= EXERCISE INSTRUCTIONS =
Output all of the records exactly as written.

= RECORDS PROVIDED =
* Start *
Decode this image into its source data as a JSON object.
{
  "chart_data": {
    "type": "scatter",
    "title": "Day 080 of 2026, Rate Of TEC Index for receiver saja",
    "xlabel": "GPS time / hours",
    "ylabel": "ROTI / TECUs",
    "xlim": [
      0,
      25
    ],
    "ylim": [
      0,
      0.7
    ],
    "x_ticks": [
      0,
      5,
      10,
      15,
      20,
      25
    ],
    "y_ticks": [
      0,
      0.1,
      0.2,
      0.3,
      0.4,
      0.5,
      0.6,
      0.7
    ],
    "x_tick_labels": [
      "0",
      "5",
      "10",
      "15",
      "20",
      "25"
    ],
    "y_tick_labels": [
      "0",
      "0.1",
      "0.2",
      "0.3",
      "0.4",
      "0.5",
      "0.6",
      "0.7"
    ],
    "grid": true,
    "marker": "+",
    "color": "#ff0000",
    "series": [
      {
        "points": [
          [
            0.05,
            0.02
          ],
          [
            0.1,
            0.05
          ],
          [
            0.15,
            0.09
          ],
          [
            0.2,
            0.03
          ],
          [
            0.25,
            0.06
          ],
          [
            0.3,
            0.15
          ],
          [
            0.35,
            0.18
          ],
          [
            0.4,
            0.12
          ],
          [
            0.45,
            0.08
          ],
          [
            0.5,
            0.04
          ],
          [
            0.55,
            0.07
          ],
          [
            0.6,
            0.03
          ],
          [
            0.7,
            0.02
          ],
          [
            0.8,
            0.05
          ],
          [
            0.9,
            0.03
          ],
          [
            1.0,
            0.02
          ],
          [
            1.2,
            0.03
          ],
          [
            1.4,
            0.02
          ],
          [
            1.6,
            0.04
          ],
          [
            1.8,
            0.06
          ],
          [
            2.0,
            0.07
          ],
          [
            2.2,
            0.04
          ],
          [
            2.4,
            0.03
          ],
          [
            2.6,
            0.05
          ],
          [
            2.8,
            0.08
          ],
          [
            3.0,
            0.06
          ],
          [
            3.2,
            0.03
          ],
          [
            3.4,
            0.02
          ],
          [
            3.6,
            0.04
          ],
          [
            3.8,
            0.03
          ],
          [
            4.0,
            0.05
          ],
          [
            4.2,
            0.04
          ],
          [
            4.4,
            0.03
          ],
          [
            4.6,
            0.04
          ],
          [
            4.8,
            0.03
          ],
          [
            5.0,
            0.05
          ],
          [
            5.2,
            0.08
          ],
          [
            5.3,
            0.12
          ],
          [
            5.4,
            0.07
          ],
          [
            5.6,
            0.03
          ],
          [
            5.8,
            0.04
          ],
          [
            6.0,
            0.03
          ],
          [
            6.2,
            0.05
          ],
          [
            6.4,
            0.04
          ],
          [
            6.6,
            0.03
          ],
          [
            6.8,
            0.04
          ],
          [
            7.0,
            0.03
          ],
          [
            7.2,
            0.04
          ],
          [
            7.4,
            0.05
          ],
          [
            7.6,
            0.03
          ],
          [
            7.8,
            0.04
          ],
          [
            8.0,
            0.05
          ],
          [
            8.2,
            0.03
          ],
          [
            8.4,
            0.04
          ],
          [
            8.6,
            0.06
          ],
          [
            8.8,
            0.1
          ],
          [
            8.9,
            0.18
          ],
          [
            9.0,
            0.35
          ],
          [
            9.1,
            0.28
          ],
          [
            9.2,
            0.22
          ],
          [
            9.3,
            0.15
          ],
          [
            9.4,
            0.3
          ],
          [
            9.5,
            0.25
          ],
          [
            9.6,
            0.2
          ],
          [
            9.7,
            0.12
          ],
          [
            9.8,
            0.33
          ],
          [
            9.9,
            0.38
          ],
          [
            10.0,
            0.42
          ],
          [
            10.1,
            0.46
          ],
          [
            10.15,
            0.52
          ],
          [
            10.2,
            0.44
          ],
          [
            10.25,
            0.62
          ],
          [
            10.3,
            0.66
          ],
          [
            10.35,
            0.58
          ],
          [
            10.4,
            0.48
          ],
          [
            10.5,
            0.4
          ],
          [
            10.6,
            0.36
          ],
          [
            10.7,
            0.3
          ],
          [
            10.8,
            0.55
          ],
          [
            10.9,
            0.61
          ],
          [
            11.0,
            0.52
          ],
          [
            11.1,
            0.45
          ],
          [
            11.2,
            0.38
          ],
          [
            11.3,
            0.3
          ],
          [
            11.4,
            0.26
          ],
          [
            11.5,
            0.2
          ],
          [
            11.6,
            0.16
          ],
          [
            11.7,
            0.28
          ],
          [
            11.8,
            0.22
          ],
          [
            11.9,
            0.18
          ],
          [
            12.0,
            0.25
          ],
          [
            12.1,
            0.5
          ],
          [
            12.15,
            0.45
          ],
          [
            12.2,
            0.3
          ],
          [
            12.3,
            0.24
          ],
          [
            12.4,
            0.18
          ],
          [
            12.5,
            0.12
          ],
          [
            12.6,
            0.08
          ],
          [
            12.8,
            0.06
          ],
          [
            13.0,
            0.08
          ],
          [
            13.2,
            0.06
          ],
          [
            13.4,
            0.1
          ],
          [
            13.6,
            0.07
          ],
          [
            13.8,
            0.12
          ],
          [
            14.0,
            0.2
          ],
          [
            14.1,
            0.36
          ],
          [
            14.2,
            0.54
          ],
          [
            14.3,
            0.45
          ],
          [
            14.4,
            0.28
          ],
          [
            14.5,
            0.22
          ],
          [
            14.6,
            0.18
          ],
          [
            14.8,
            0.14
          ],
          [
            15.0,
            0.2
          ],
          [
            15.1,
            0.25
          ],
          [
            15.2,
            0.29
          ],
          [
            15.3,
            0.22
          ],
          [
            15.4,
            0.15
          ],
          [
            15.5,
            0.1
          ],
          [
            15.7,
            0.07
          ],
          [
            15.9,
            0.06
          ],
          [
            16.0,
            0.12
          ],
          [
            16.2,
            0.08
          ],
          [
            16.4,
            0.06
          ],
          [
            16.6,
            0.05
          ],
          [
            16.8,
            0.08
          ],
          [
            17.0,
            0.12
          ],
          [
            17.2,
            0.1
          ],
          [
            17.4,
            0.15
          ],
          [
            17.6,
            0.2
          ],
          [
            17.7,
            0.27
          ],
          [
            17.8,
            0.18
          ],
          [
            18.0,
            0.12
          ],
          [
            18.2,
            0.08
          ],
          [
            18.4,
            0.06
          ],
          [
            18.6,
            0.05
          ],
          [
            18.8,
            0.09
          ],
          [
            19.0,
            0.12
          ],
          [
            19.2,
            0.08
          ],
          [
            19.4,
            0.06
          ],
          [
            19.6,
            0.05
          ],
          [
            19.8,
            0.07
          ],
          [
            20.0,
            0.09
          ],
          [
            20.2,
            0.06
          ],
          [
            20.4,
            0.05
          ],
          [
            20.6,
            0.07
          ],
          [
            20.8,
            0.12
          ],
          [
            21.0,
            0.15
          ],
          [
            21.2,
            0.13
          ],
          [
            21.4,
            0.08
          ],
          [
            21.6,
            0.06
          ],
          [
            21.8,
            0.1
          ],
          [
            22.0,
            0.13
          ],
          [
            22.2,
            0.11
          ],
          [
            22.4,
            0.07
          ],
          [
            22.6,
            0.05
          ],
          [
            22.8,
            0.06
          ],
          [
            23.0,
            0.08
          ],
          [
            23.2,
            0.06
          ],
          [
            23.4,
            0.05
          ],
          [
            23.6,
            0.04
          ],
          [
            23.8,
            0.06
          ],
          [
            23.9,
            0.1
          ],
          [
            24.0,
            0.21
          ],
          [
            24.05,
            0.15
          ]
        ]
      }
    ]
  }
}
* End *
= WRITTEN RESPONSE =
Decode this image into its source data as a JSON object.
{
  "chart_data": {
    "type": "scatter",
    "title": "Day 080 of 2026, Rate Of TEC Index for receiver saja",
    "xlabel": "GPS time / hours",
    "ylabel": "ROTI / TECUs",
    "xlim": [
      0,
      25
    ],
    "ylim": [
      0,
      0.7
    ],
    "x_ticks": [
      0,
      5,
      10,
      15,
      20,
      25
    ],
    "y_ticks": [
      0,
      0.1,
      0.2,
      0.3,
      0.4,
      0.5,
      0.6,
      0.7
    ],
    "x_tick_labels": [
      "0",
      "5",
      "10",
      "15",
      "20",
      "25"
    ],
    "y_tick_labels": [
      "0",
      "0.1",
      "0.2",
      "0.3",
      "0.4",
      "0.5",
      "0.6",
      "0.7"
    ],
    "grid": true,
    "marker": "+",
    "color": "#ff0000",
    "series": [
      {
        "points": [
          [
            0.05,
            0.02
          ],
          [
            0.1,
            0.05
          ],
          [
            0.15,
            0.09
          ],
          [
            0.2,
            0.03
          ],
          [
            0.25,
            0.06
          ],
          [
            0.3,
            0.15
          ],
          [
            0.35,
            0.18
          ],
          [
            0.4,
            0.12
          ],
          [
            0.45,
            0.08
          ],
          [
            0.5,
            0.04
          ],
          [
            0.55,
            0.07
          ],
          [
            0.6,
            0.03
          ],
          [
            0.7,
            0.02
          ],
          [
            0.8,
            0.05
          ],
          [
            0.9,
            0.03
          ],
          [
            1.0,
            0.02
          ],
          [
            1.2,
            0.03
          ],
          [
            1.4,
            0.02
          ],
          [
            1.6,
            0.04
          ],
          [
            1.8,
            0.06
          ],
          [
            2.0,
            0.07
          ],
          [
            2.2,
            0.04
          ],
          [
            2.4,
            0.03
          ],
          [
            2.6,
            0.05
          ],
          [
            2.8,
            0.08
          ],
          [
            3.0,
            0.06
          ],
          [
            3.2,
            0.03
          ],
          [
            3.4,
            0.02
          ],
          [
            3.6,
            0.04
          ],
          [
            3.8,
            0.03
          ],
          [
            4.0,
            0.05
          ],
          [
            4.2,
            0.04
          ],
          [
            4.4,
            0.03
          ],
          [
            4.6,
            0.04
          ],
          [
            4.8,
            0.03
          ],
          [
            5.0,
            0.05
          ],
          [
            5.2,
            0.08
          ],
          [
            5.3,
            0.12
          ],
          [
            5.4,
            0.07
          ],
          [
            5.6,
            0.03
          ],
          [
            5.8,
            0.04
          ],
          [
            6.0,
            0.03
          ],
          [
            6.2,
            0.05
          ],
          [
            6.4,
            0.04
          ],
          [
            6.6,
            0.03
          ],
          [
            6.8,
            0.04
          ],
          [
            7.0,
            0.03
          ],
          [
            7.2,
            0.04
          ],
          [
            7.4,
            0.05
          ],
          [
            7.6,
            0.03
          ],
          [
            7.8,
            0.04
          ],
          [
            8.0,
            0.05
          ],
          [
            8.2,
            0.03
          ],
          [
            8.4,
            0.04
          ],
          [
            8.6,
            0.06
          ],
          [
            8.8,
            0.1
          ],
          [
            8.9,
            0.18
          ],
          [
            9.0,
            0.35
          ],
          [
            9.1,
            0.28
          ],
          [
            9.2,
            0.22
          ],
          [
            9.3,
            0.15
          ],
          [
            9.4,
            0.3
          ],
          [
            9.5,
            0.25
          ],
          [
            9.6,
            0.2
          ],
          [
            9.7,
            0.12
          ],
          [
            9.8,
            0.33
          ],
          [
            9.9,
            0.38
          ],
          [
            10.0,
            0.42
          ],
          [
            10.1,
            0.46
          ],
          [
            10.15,
            0.52
          ],
          [
            10.2,
            0.44
          ],
          [
            10.25,
            0.62
          ],
          [
            10.3,
            0.66
          ],
          [
            10.35,
            0.58
          ],
          [
            10.4,
            0.48
          ],
          [
            10.5,
            0.4
          ],
          [
            10.6,
            0.36
          ],
          [
            10.7,
            0.3
          ],
          [
            10.8,
            0.55
          ],
          [
            10.9,
            0.61
          ],
          [
            11.0,
            0.52
          ],
          [
            11.1,
            0.45
          ],
          [
            11.2,
            0.38
          ],
          [
            11.3,
            0.3
          ],
          [
            11.4,
            0.26
          ],
          [
            11.5,
            0.2
          ],
          [
            11.6,
            0.16
          ],
          [
            11.7,
            0.28
          ],
          [
            11.8,
            0.22
          ],
          [
            11.9,
            0.18
          ],
          [
            12.0,
            0.25
          ],
          [
            12.1,
            0.5
          ],
          [
            12.15,
            0.45
          ],
          [
            12.2,
            0.3
          ],
          [
            12.3,
            0.24
          ],
          [
            12.4,
            0.18
          ],
          [
            12.5,
            0.12
          ],
          [
            12.6,
            0.08
          ],
          [
            12.8,
            0.06
          ],
          [
            13.0,
            0.08
          ],
          [
            13.2,
            0.06
          ],
          [
            13.4,
            0.1
          ],
          [
            13.6,
            0.07
          ],
          [
            13.8,
            0.12
          ],
          [
            14.0,
            0.2
          ],
          [
            14.1,
            0.36
          ],
          [
            14.2,
            0.54
          ],
          [
            14.3,
            0.45
          ],
          [
            14.4,
            0.28
          ],
          [
            14.5,
            0.22
          ],
          [
            14.6,
            0.18
          ],
          [
            14.8,
            0.14
          ],
          [
            15.0,
            0.2
          ],
          [
            15.1,
            0.25
          ],
          [
            15.2,
            0.29
          ],
          [
            15.3,
            0.22
          ],
          [
            15.4,
            0.15
          ],
          [
            15.5,
            0.1
          ],
          [
            15.7,
            0.07
          ],
          [
            15.9,
            0.06
          ],
          [
            16.0,
            0.12
          ],
          [
            16.2,
            0.08
          ],
          [
            16.4,
            0.06
          ],
          [
            16.6,
            0.05
          ],
          [
            16.8,
            0.08
          ],
          [
            17.0,
            0.12
          ],
          [
            17.2,
            0.1
          ],
          [
            17.4,
            0.15
          ],
          [
            17.6,
            0.2
          ],
          [
            17.7,
            0.27
          ],
          [
            17.8,
            0.18
          ],
          [
            18.0,
            0.12
          ],
          [
            18.2,
            0.08
          ],
          [
            18.4,
            0.06
          ],
          [
            18.6,
            0.05
          ],
          [
            18.8,
            0.09
          ],
          [
            19.0,
            0.12
          ],
          [
            19.2,
            0.08
          ],
          [
            19.4,
            0.06
          ],
          [
            19.6,
            0.05
          ],
          [
            19.8,
            0.07
          ],
          [
            20.0,
            0.09
          ],
          [
            20.2,
            0.06
          ],
          [
            20.4,
            0.05
          ],
          [
            20.6,
            0.07
          ],
          [
            20.8,
            0.12
          ],
          [
            21.0,
            0.15
          ],
          [
            21.2,
            0.13
          ],
          [
            21.4,
            0.08
          ],
          [
            21.6,
            0.06
          ],
          [
            21.8,
            0.1
          ],
          [
            22.0,
            0.13
          ],
          [
            22.2,
            0.11
          ],
          [
            22.4,
            0.07
          ],
          [
            22.6,
            0.05
          ],
          [
            22.8,
            0.06
          ],
          [
            23.0,
            0.08
          ],
          [
            23.2,
            0.06
          ],
          [
            23.4,
            0.05
          ],
          [
            23.6,
            0.04
          ],
          [
            23.8,
            0.06
          ],
          [
            23.9,
            0.1
          ],
          [
            24.0,
            0.21
          ],
          [
            24.05,
            0.15
          ]
        ]
      }
    ]
  }
}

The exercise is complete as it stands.